EXERCISE AIM: Every line below that mentions the word "lacht" should be copied out.

(Source data)
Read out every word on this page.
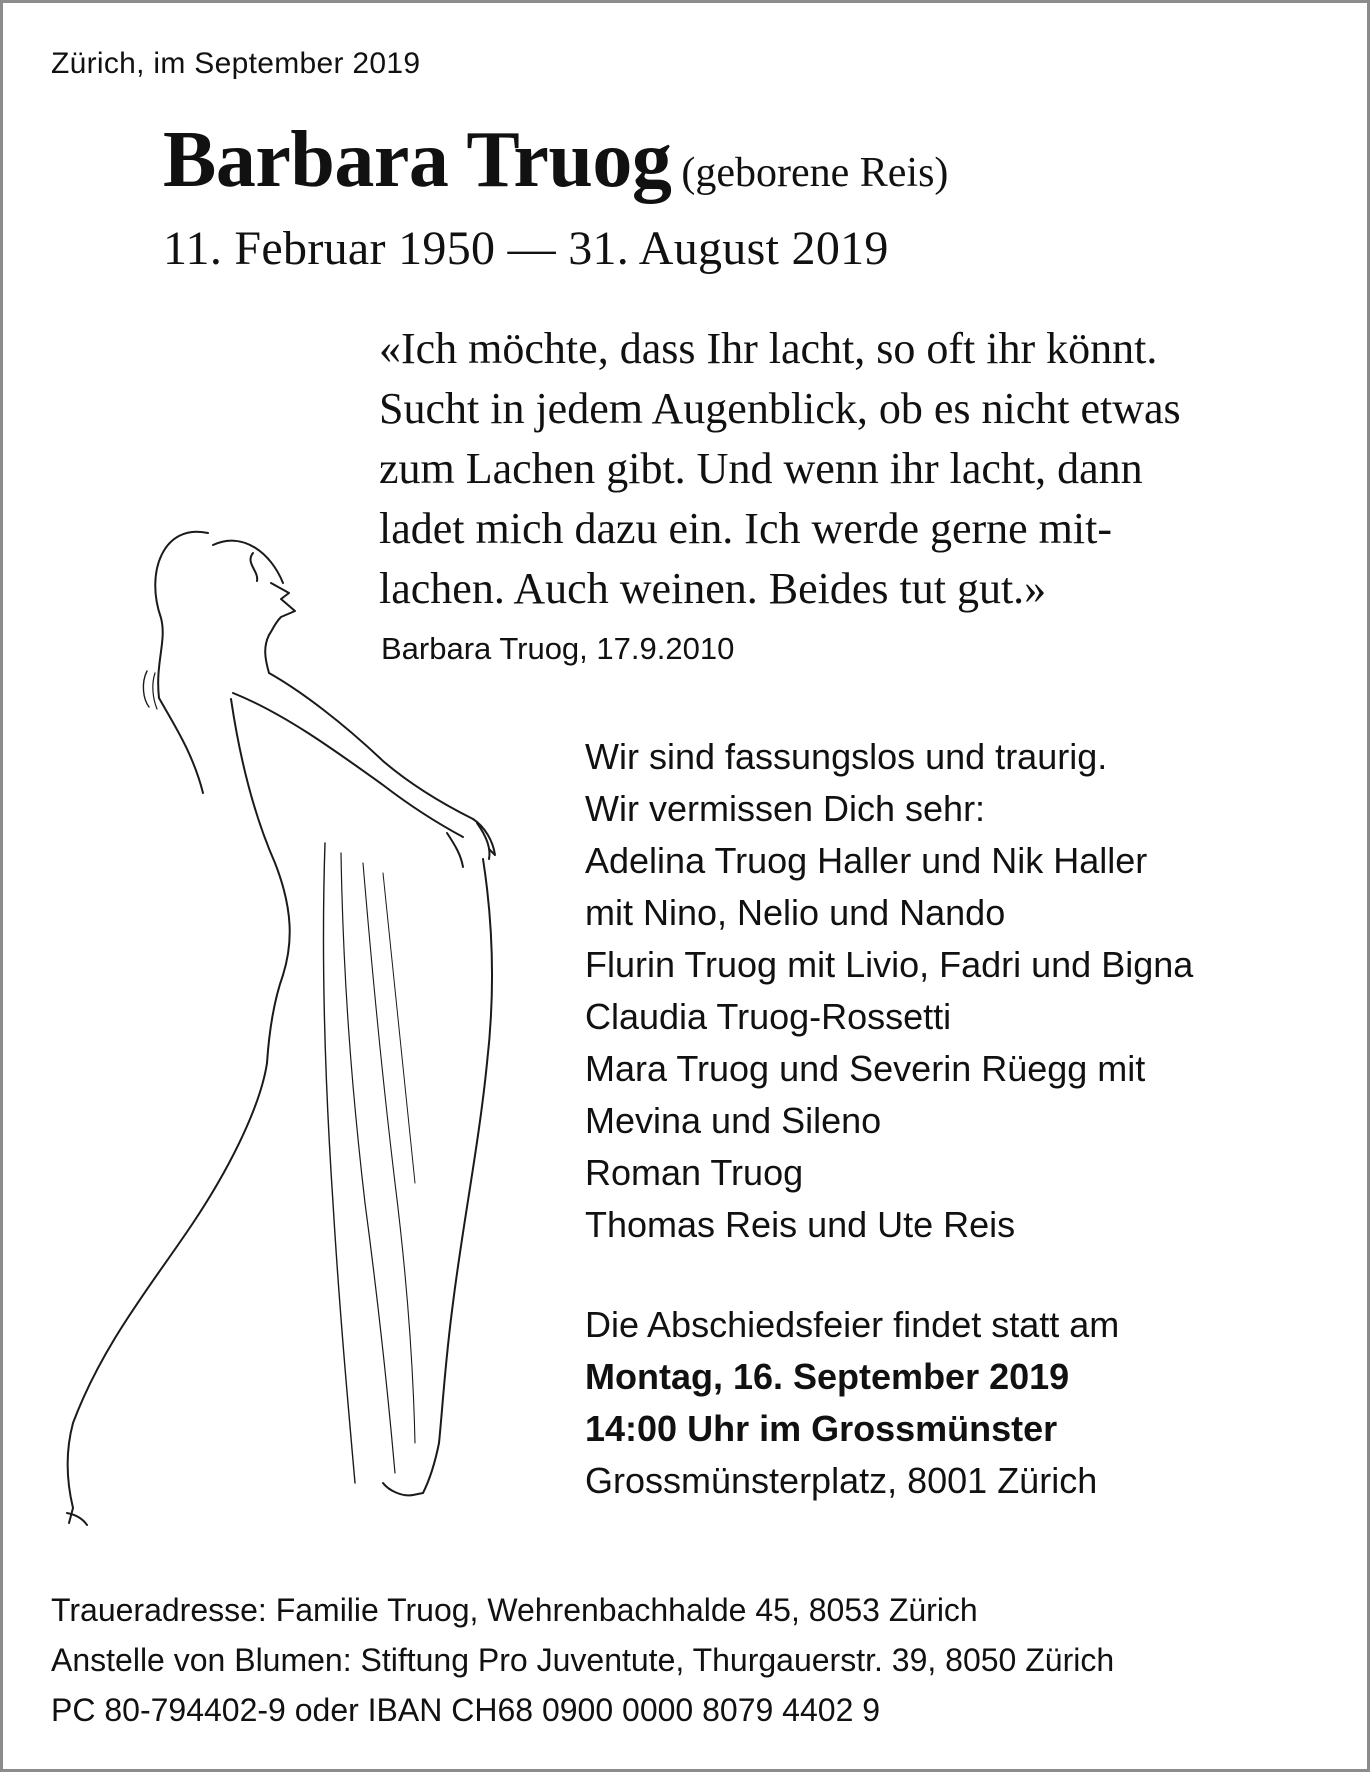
Zürich, im September 2019
Barbara Truog (geborene Reis)
11. Februar 1950 — 31. August 2019
«Ich möchte, dass Ihr lacht, so oft ihr könnt.
Sucht in jedem Augenblick, ob es nicht etwas
zum Lachen gibt. Und wenn ihr lacht, dann
ladet mich dazu ein. Ich werde gerne mit-
lachen. Auch weinen. Beides tut gut.»
Barbara Truog, 17.9.2010
Wir sind fassungslos und traurig.
Wir vermissen Dich sehr:
Adelina Truog Haller und Nik Haller
mit Nino, Nelio und Nando
Flurin Truog mit Livio, Fadri und Bigna
Claudia Truog-Rossetti
Mara Truog und Severin Rüegg mit
Mevina und Sileno
Roman Truog
Thomas Reis und Ute Reis
Die Abschiedsfeier findet statt am
Montag, 16. September 2019
14:00 Uhr im Grossmünster
Grossmünsterplatz, 8001 Zürich
Traueradresse: Familie Truog, Wehrenbachhalde 45, 8053 Zürich
Anstelle von Blumen: Stiftung Pro Juventute, Thurgauerstr. 39, 8050 Zürich
PC 80-794402-9 oder IBAN CH68 0900 0000 8079 4402 9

THE ANSWER:
«Ich möchte, dass Ihr lacht, so oft ihr könnt.
zum Lachen gibt. Und wenn ihr lacht, dann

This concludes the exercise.